◆ INSTRUCTIONS FOR THE TASK
What is the number of lines in these entries that contain "this"? State it alone.

====================

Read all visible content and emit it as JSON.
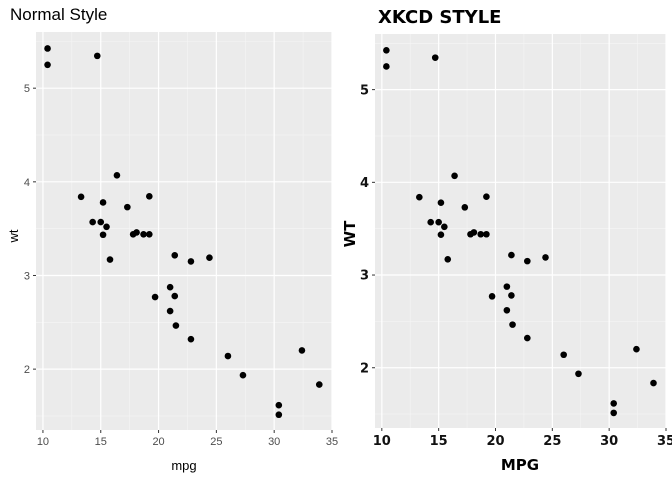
{
  "chart_data": [
    {
      "type": "scatter",
      "title": "Normal Style",
      "xlabel": "mpg",
      "ylabel": "wt",
      "xlim": [
        9.4,
        35.0
      ],
      "ylim": [
        1.35,
        5.6
      ],
      "x_ticks": [
        10,
        15,
        20,
        25,
        30,
        35
      ],
      "x_tick_labels": [
        "10",
        "15",
        "20",
        "25",
        "30",
        "35"
      ],
      "y_ticks": [
        2,
        3,
        4,
        5
      ],
      "y_tick_labels": [
        "2",
        "3",
        "4",
        "5"
      ],
      "grid": true,
      "background": "#ebebeb",
      "point_color": "#000000",
      "points": [
        {
          "x": 21.0,
          "y": 2.62
        },
        {
          "x": 21.0,
          "y": 2.875
        },
        {
          "x": 22.8,
          "y": 2.32
        },
        {
          "x": 21.4,
          "y": 3.215
        },
        {
          "x": 18.7,
          "y": 3.44
        },
        {
          "x": 18.1,
          "y": 3.46
        },
        {
          "x": 14.3,
          "y": 3.57
        },
        {
          "x": 24.4,
          "y": 3.19
        },
        {
          "x": 22.8,
          "y": 3.15
        },
        {
          "x": 19.2,
          "y": 3.44
        },
        {
          "x": 17.8,
          "y": 3.44
        },
        {
          "x": 16.4,
          "y": 4.07
        },
        {
          "x": 17.3,
          "y": 3.73
        },
        {
          "x": 15.2,
          "y": 3.78
        },
        {
          "x": 10.4,
          "y": 5.25
        },
        {
          "x": 10.4,
          "y": 5.424
        },
        {
          "x": 14.7,
          "y": 5.345
        },
        {
          "x": 32.4,
          "y": 2.2
        },
        {
          "x": 30.4,
          "y": 1.615
        },
        {
          "x": 33.9,
          "y": 1.835
        },
        {
          "x": 21.5,
          "y": 2.465
        },
        {
          "x": 15.5,
          "y": 3.52
        },
        {
          "x": 15.2,
          "y": 3.435
        },
        {
          "x": 13.3,
          "y": 3.84
        },
        {
          "x": 19.2,
          "y": 3.845
        },
        {
          "x": 27.3,
          "y": 1.935
        },
        {
          "x": 26.0,
          "y": 2.14
        },
        {
          "x": 30.4,
          "y": 1.513
        },
        {
          "x": 15.8,
          "y": 3.17
        },
        {
          "x": 19.7,
          "y": 2.77
        },
        {
          "x": 15.0,
          "y": 3.57
        },
        {
          "x": 21.4,
          "y": 2.78
        }
      ]
    },
    {
      "type": "scatter",
      "title": "XKCD STYLE",
      "xlabel": "MPG",
      "ylabel": "WT",
      "xlim": [
        9.4,
        35.0
      ],
      "ylim": [
        1.35,
        5.6
      ],
      "x_ticks": [
        10,
        15,
        20,
        25,
        30,
        35
      ],
      "x_tick_labels": [
        "10",
        "15",
        "20",
        "25",
        "30",
        "35"
      ],
      "y_ticks": [
        2,
        3,
        4,
        5
      ],
      "y_tick_labels": [
        "2",
        "3",
        "4",
        "5"
      ],
      "grid": true,
      "background": "#ebebeb",
      "point_color": "#000000",
      "points": [
        {
          "x": 21.0,
          "y": 2.62
        },
        {
          "x": 21.0,
          "y": 2.875
        },
        {
          "x": 22.8,
          "y": 2.32
        },
        {
          "x": 21.4,
          "y": 3.215
        },
        {
          "x": 18.7,
          "y": 3.44
        },
        {
          "x": 18.1,
          "y": 3.46
        },
        {
          "x": 14.3,
          "y": 3.57
        },
        {
          "x": 24.4,
          "y": 3.19
        },
        {
          "x": 22.8,
          "y": 3.15
        },
        {
          "x": 19.2,
          "y": 3.44
        },
        {
          "x": 17.8,
          "y": 3.44
        },
        {
          "x": 16.4,
          "y": 4.07
        },
        {
          "x": 17.3,
          "y": 3.73
        },
        {
          "x": 15.2,
          "y": 3.78
        },
        {
          "x": 10.4,
          "y": 5.25
        },
        {
          "x": 10.4,
          "y": 5.424
        },
        {
          "x": 14.7,
          "y": 5.345
        },
        {
          "x": 32.4,
          "y": 2.2
        },
        {
          "x": 30.4,
          "y": 1.615
        },
        {
          "x": 33.9,
          "y": 1.835
        },
        {
          "x": 21.5,
          "y": 2.465
        },
        {
          "x": 15.5,
          "y": 3.52
        },
        {
          "x": 15.2,
          "y": 3.435
        },
        {
          "x": 13.3,
          "y": 3.84
        },
        {
          "x": 19.2,
          "y": 3.845
        },
        {
          "x": 27.3,
          "y": 1.935
        },
        {
          "x": 26.0,
          "y": 2.14
        },
        {
          "x": 30.4,
          "y": 1.513
        },
        {
          "x": 15.8,
          "y": 3.17
        },
        {
          "x": 19.7,
          "y": 2.77
        },
        {
          "x": 15.0,
          "y": 3.57
        },
        {
          "x": 21.4,
          "y": 2.78
        }
      ]
    }
  ]
}
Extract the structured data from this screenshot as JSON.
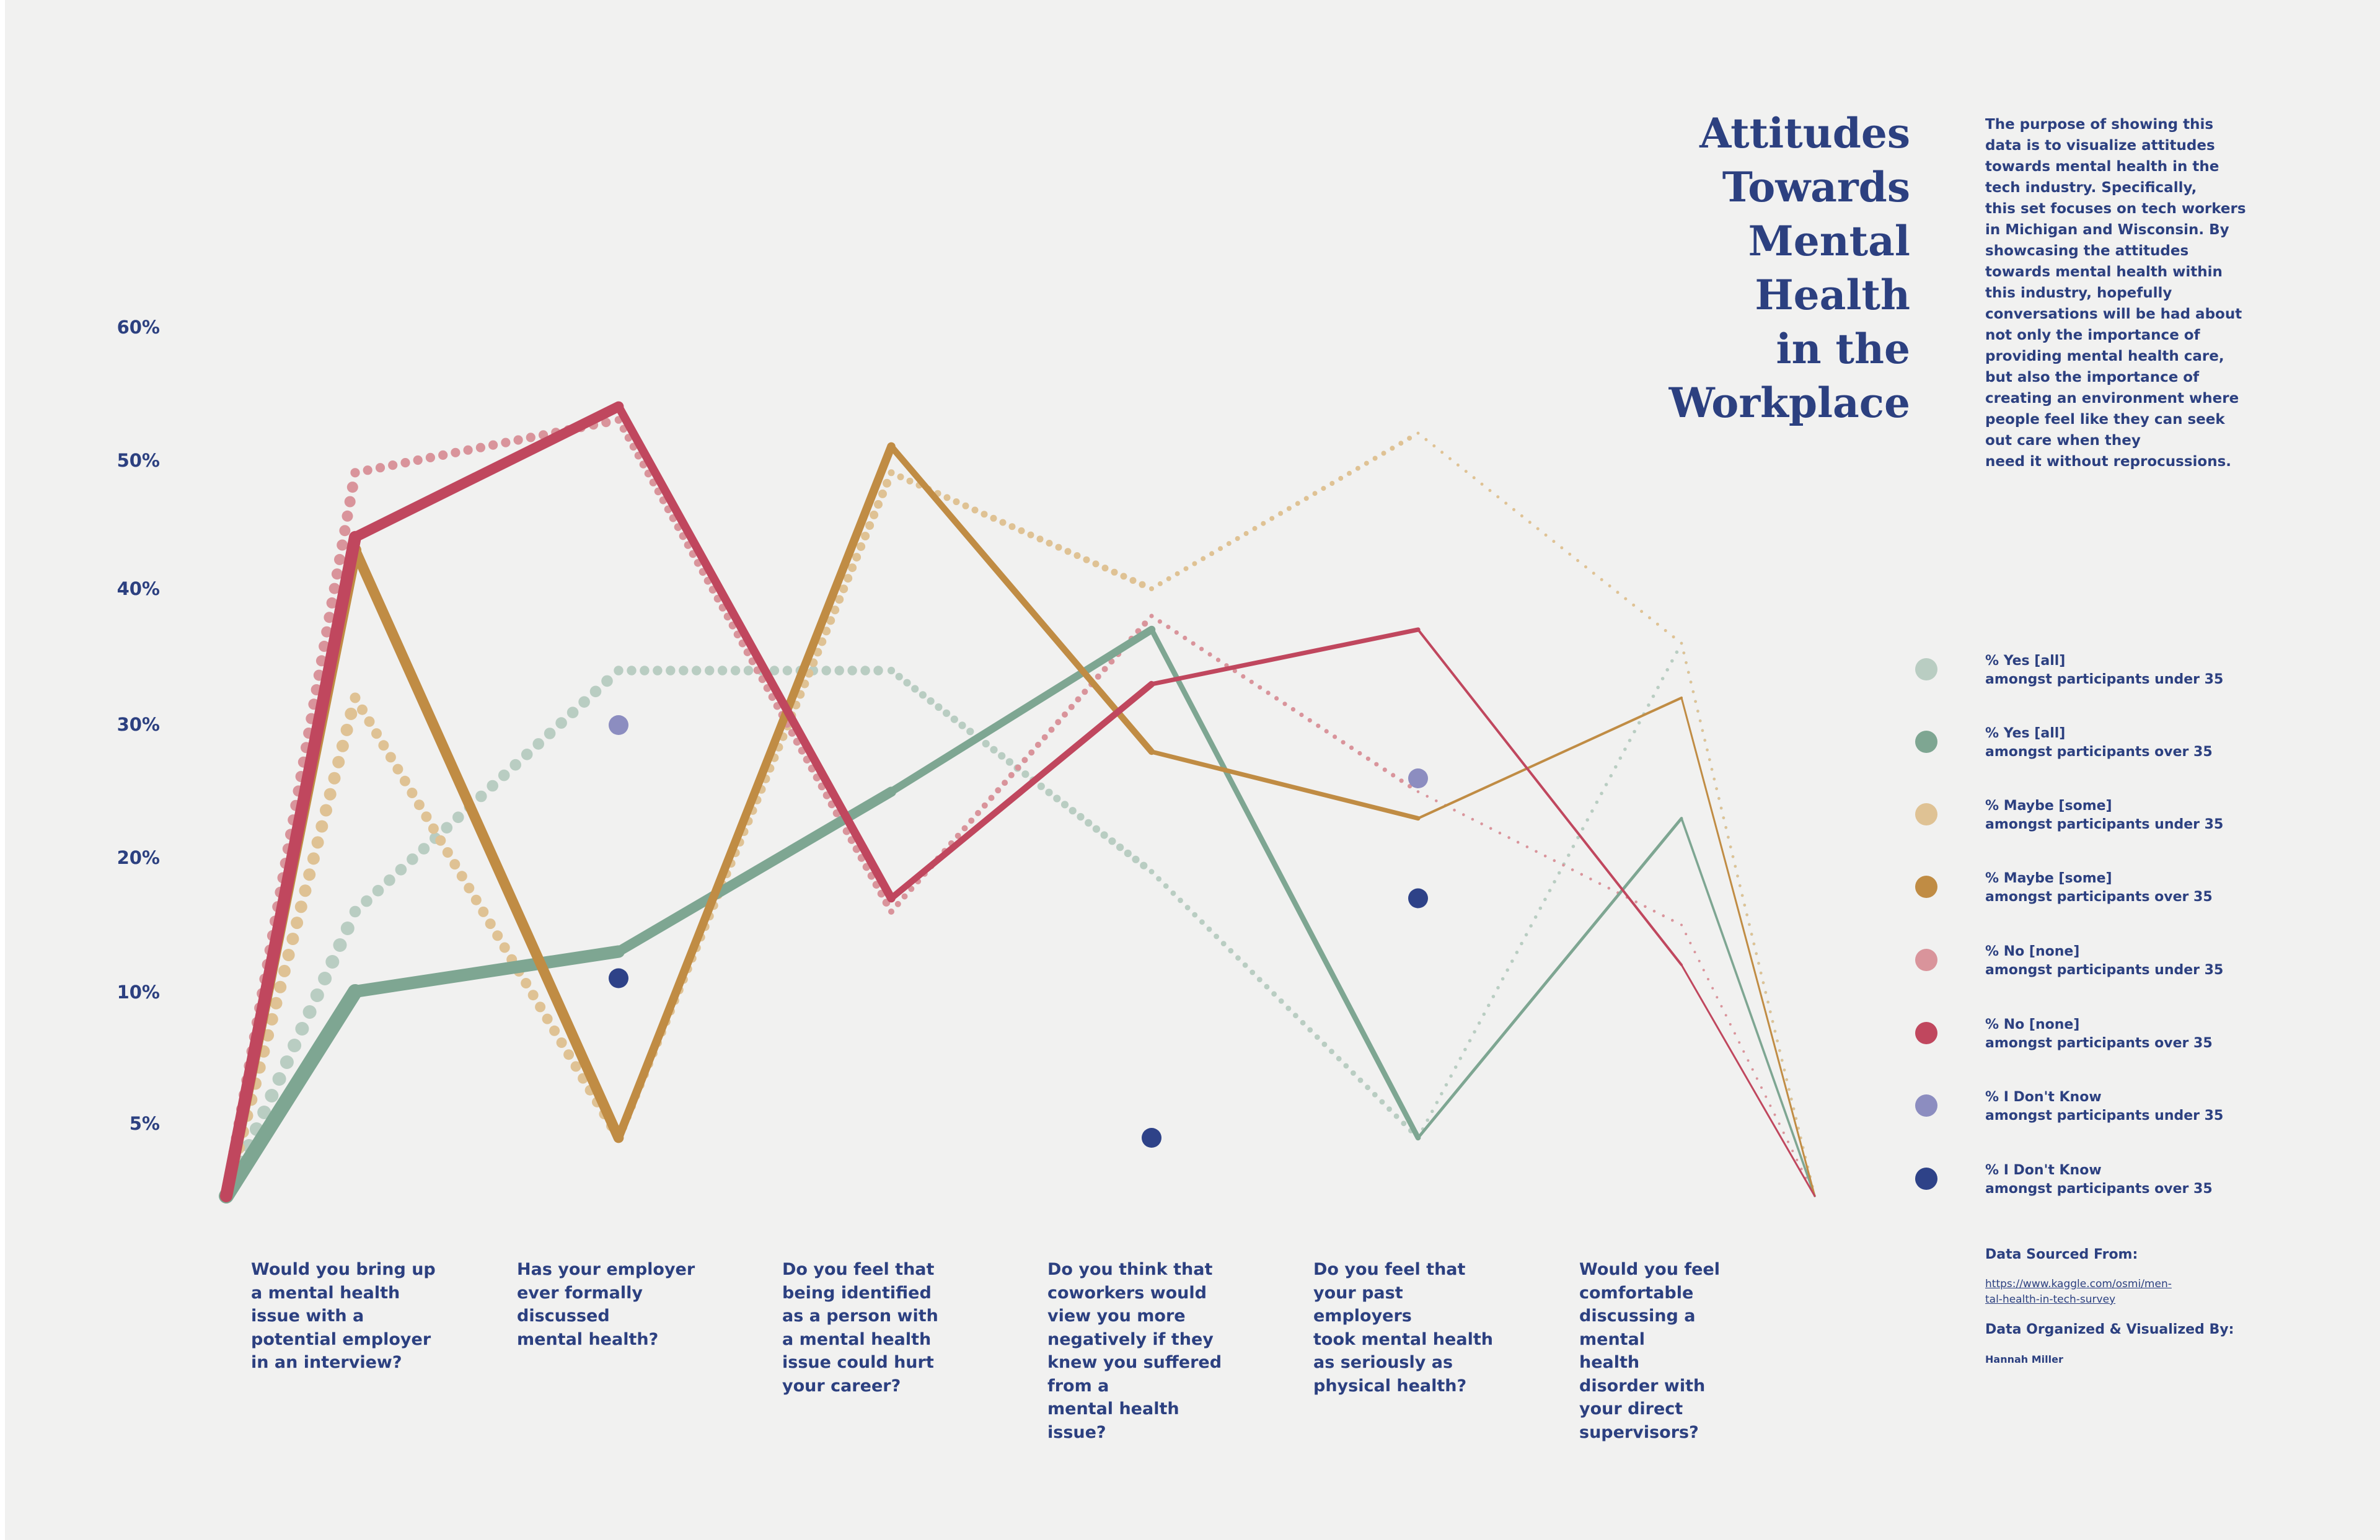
{
  "title": "Attitudes\nTowards\nMental\nHealth\nin the\nWorkplace",
  "description": "The purpose of showing this\ndata is to visualize attitudes\ntowards mental health in the\ntech industry. Specifically,\nthis set focuses on tech workers\nin Michigan and Wisconsin. By\nshowcasing the attitudes\ntowards mental health within\nthis industry, hopefully\nconversations will be had about\nnot only the importance of\nproviding mental health care,\nbut also the importance of\ncreating an environment where\npeople feel like they can seek\nout care when they\nneed it without reprocussions.",
  "y_ticks": [
    "60%",
    "50%",
    "40%",
    "30%",
    "20%",
    "10%",
    "5%"
  ],
  "questions": [
    "Would you bring up\na mental health\nissue with a\npotential employer\nin an interview?",
    "Has your employer\never formally\ndiscussed\nmental health?",
    "Do you feel that\nbeing identified\nas a person with\na mental health\nissue could hurt\nyour career?",
    "Do you think that\ncoworkers would\nview you more\nnegatively if they\nknew you suffered\nfrom a\nmental health issue?",
    "Do you feel that\nyour past employers\ntook mental health\nas seriously as\nphysical health?",
    "Would you feel\ncomfortable\ndiscussing a mental\nhealth\ndisorder with\nyour direct\nsupervisors?"
  ],
  "legend": [
    {
      "label": "% Yes [all]\namongst  participants under 35",
      "color": "#b9cdc2"
    },
    {
      "label": "% Yes [all]\namongst  participants over 35",
      "color": "#7ea692"
    },
    {
      "label": "% Maybe [some]\namongst  participants under 35",
      "color": "#dfc294"
    },
    {
      "label": "% Maybe [some]\namongst  participants over 35",
      "color": "#c08c44"
    },
    {
      "label": "% No [none]\namongst  participants under 35",
      "color": "#d9949b"
    },
    {
      "label": "% No [none]\namongst  participants over 35",
      "color": "#c0475e"
    },
    {
      "label": "% I Don't Know\namongst  participants under 35",
      "color": "#8c8dc0"
    },
    {
      "label": "% I Don't Know\namongst  participants over 35",
      "color": "#2e4288"
    }
  ],
  "source": {
    "heading": "Data Sourced From:",
    "link": "https://www.kaggle.com/osmi/men-\ntal-health-in-tech-survey"
  },
  "credit": {
    "heading": "Data Organized & Visualized By:",
    "name": "Hannah Miller"
  },
  "chart_data": {
    "type": "line",
    "categories": [
      "Would you bring up a mental health issue with a potential employer in an interview?",
      "Has your employer ever formally discussed mental health?",
      "Do you feel that being identified as a person with a mental health issue could hurt your career?",
      "Do you think that coworkers would view you more negatively if they knew you suffered from a mental health issue?",
      "Do you feel that your past employers took mental health as seriously as physical health?",
      "Would you feel comfortable discussing a mental health disorder with your direct supervisors?"
    ],
    "y_ticks": [
      60,
      50,
      40,
      30,
      20,
      10,
      5
    ],
    "series": [
      {
        "name": "% Yes [all] amongst  participants under 35",
        "color": "#b9cdc2",
        "style": "dotted",
        "values": [
          16,
          34,
          34,
          19,
          4,
          36
        ]
      },
      {
        "name": "% Yes [all] amongst  participants over 35",
        "color": "#7ea692",
        "style": "solid",
        "values": [
          10,
          13,
          25,
          37,
          4,
          23
        ]
      },
      {
        "name": "% Maybe [some] amongst  participants under 35",
        "color": "#dfc294",
        "style": "dotted",
        "values": [
          32,
          4,
          49,
          40,
          52,
          36
        ]
      },
      {
        "name": "% Maybe [some] amongst  participants over 35",
        "color": "#c08c44",
        "style": "solid",
        "values": [
          43,
          4,
          51,
          28,
          23,
          32
        ]
      },
      {
        "name": "% No [none] amongst  participants under 35",
        "color": "#d9949b",
        "style": "dotted",
        "values": [
          49,
          53,
          16,
          38,
          25,
          15
        ]
      },
      {
        "name": "% No [none] amongst  participants over 35",
        "color": "#c0475e",
        "style": "solid",
        "values": [
          44,
          54,
          17,
          33,
          37,
          12
        ]
      },
      {
        "name": "% I Don't Know amongst  participants under 35",
        "color": "#8c8dc0",
        "style": "point",
        "values": [
          null,
          30,
          null,
          null,
          26,
          null
        ]
      },
      {
        "name": "% I Don't Know amongst  participants over 35",
        "color": "#2e4288",
        "style": "point",
        "values": [
          null,
          11,
          null,
          4,
          17,
          null
        ]
      }
    ]
  }
}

====================

◆ CORRECT RESULT
2